┏━━

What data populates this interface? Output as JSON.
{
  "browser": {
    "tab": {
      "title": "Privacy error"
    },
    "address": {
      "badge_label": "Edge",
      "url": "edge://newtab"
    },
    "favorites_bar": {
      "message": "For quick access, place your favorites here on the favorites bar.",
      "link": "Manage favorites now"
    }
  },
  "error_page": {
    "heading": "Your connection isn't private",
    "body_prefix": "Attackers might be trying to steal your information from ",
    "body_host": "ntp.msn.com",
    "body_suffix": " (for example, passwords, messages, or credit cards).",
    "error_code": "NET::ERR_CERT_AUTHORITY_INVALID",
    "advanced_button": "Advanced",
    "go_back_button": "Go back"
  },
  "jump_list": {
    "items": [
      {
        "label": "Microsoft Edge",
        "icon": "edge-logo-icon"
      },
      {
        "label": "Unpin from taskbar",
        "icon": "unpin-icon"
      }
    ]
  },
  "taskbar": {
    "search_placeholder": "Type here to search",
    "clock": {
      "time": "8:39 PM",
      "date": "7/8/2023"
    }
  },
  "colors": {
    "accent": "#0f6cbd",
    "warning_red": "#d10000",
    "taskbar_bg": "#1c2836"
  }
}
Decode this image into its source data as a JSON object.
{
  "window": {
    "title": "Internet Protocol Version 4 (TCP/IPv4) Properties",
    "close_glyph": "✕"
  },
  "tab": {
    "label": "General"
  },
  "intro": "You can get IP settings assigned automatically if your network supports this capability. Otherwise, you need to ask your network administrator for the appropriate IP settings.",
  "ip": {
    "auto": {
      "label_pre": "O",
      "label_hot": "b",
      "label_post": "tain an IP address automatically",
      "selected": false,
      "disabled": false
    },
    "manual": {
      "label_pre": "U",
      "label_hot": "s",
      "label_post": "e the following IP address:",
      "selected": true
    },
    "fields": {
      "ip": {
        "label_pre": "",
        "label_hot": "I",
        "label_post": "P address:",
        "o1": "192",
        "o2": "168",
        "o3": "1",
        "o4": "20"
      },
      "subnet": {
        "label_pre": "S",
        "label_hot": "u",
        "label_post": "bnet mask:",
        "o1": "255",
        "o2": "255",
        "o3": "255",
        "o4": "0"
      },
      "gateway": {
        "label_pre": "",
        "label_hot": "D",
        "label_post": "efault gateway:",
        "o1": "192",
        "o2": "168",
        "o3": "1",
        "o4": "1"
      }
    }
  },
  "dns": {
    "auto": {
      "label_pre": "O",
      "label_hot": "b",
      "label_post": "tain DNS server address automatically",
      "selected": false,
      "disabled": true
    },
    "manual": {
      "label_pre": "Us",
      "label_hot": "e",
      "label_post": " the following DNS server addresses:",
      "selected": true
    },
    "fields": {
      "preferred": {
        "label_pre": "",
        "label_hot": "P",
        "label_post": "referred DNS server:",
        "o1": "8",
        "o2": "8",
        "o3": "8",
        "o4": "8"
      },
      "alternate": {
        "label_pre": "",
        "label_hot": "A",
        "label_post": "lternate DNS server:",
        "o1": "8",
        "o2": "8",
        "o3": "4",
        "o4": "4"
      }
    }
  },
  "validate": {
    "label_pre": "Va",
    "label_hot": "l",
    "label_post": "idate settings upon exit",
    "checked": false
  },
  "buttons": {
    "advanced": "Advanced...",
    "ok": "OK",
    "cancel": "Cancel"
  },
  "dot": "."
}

┗━━

_WRITTEN EXERCISE_
Restate the whole of the material exactly.

_THE SOLUTION_
What data populates this interface? Output as JSON.
{
  "browser": {
    "tab": {
      "title": "Privacy error"
    },
    "address": {
      "badge_label": "Edge",
      "url": "edge://newtab"
    },
    "favorites_bar": {
      "message": "For quick access, place your favorites here on the favorites bar.",
      "link": "Manage favorites now"
    }
  },
  "error_page": {
    "heading": "Your connection isn't private",
    "body_prefix": "Attackers might be trying to steal your information from ",
    "body_host": "ntp.msn.com",
    "body_suffix": " (for example, passwords, messages, or credit cards).",
    "error_code": "NET::ERR_CERT_AUTHORITY_INVALID",
    "advanced_button": "Advanced",
    "go_back_button": "Go back"
  },
  "jump_list": {
    "items": [
      {
        "label": "Microsoft Edge",
        "icon": "edge-logo-icon"
      },
      {
        "label": "Unpin from taskbar",
        "icon": "unpin-icon"
      }
    ]
  },
  "taskbar": {
    "search_placeholder": "Type here to search",
    "clock": {
      "time": "8:39 PM",
      "date": "7/8/2023"
    }
  },
  "colors": {
    "accent": "#0f6cbd",
    "warning_red": "#d10000",
    "taskbar_bg": "#1c2836"
  }
}
Decode this image into its source data as a JSON object.
{
  "window": {
    "title": "Internet Protocol Version 4 (TCP/IPv4) Properties",
    "close_glyph": "✕"
  },
  "tab": {
    "label": "General"
  },
  "intro": "You can get IP settings assigned automatically if your network supports this capability. Otherwise, you need to ask your network administrator for the appropriate IP settings.",
  "ip": {
    "auto": {
      "label_pre": "O",
      "label_hot": "b",
      "label_post": "tain an IP address automatically",
      "selected": false,
      "disabled": false
    },
    "manual": {
      "label_pre": "U",
      "label_hot": "s",
      "label_post": "e the following IP address:",
      "selected": true
    },
    "fields": {
      "ip": {
        "label_pre": "",
        "label_hot": "I",
        "label_post": "P address:",
        "o1": "192",
        "o2": "168",
        "o3": "1",
        "o4": "20"
      },
      "subnet": {
        "label_pre": "S",
        "label_hot": "u",
        "label_post": "bnet mask:",
        "o1": "255",
        "o2": "255",
        "o3": "255",
        "o4": "0"
      },
      "gateway": {
        "label_pre": "",
        "label_hot": "D",
        "label_post": "efault gateway:",
        "o1": "192",
        "o2": "168",
        "o3": "1",
        "o4": "1"
      }
    }
  },
  "dns": {
    "auto": {
      "label_pre": "O",
      "label_hot": "b",
      "label_post": "tain DNS server address automatically",
      "selected": false,
      "disabled": true
    },
    "manual": {
      "label_pre": "Us",
      "label_hot": "e",
      "label_post": " the following DNS server addresses:",
      "selected": true
    },
    "fields": {
      "preferred": {
        "label_pre": "",
        "label_hot": "P",
        "label_post": "referred DNS server:",
        "o1": "8",
        "o2": "8",
        "o3": "8",
        "o4": "8"
      },
      "alternate": {
        "label_pre": "",
        "label_hot": "A",
        "label_post": "lternate DNS server:",
        "o1": "8",
        "o2": "8",
        "o3": "4",
        "o4": "4"
      }
    }
  },
  "validate": {
    "label_pre": "Va",
    "label_hot": "l",
    "label_post": "idate settings upon exit",
    "checked": false
  },
  "buttons": {
    "advanced": "Advanced...",
    "ok": "OK",
    "cancel": "Cancel"
  },
  "dot": "."
}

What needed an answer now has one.